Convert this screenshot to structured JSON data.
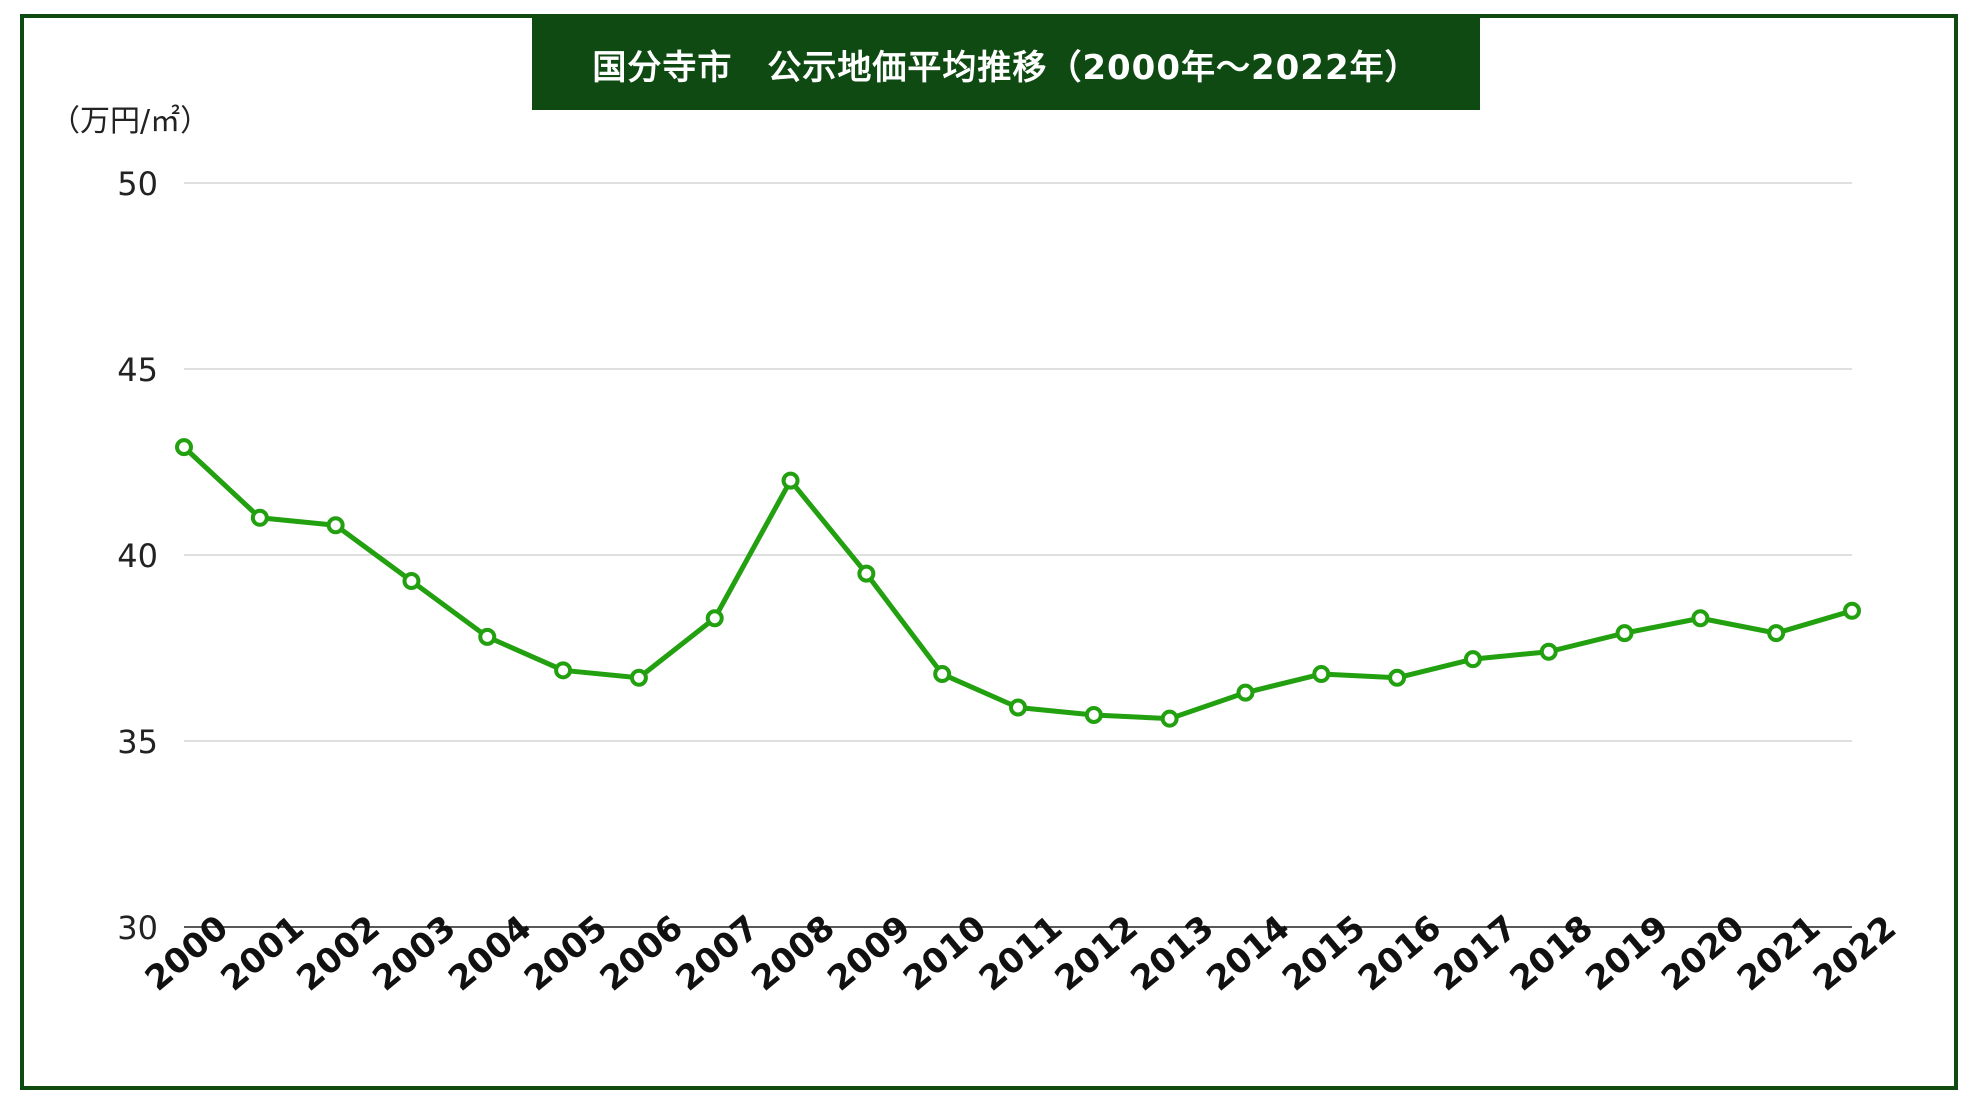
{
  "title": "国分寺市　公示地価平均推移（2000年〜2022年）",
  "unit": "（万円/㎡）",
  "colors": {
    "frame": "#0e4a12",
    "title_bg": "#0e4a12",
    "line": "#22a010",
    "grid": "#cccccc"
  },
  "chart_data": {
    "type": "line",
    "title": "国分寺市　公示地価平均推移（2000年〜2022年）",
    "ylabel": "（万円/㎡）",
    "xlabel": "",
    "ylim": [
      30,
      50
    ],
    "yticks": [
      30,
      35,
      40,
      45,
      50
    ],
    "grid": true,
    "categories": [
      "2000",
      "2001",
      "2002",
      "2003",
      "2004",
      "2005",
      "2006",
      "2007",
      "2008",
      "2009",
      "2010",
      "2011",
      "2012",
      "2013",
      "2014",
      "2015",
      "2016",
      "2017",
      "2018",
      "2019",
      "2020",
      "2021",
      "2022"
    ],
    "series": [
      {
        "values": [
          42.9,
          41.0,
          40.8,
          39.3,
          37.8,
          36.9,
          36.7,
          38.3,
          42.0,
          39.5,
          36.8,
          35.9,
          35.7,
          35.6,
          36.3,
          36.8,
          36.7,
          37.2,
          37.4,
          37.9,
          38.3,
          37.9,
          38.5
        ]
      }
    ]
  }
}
==================================================
WORK REQUIRED: Copy each line of the listing in which the word "公示地価平均推移" can be found.

TASK ANSWER:
  "title": "国分寺市　公示地価平均推移（2000年〜2022年）",
    "title": "国分寺市　公示地価平均推移（2000年〜2022年）",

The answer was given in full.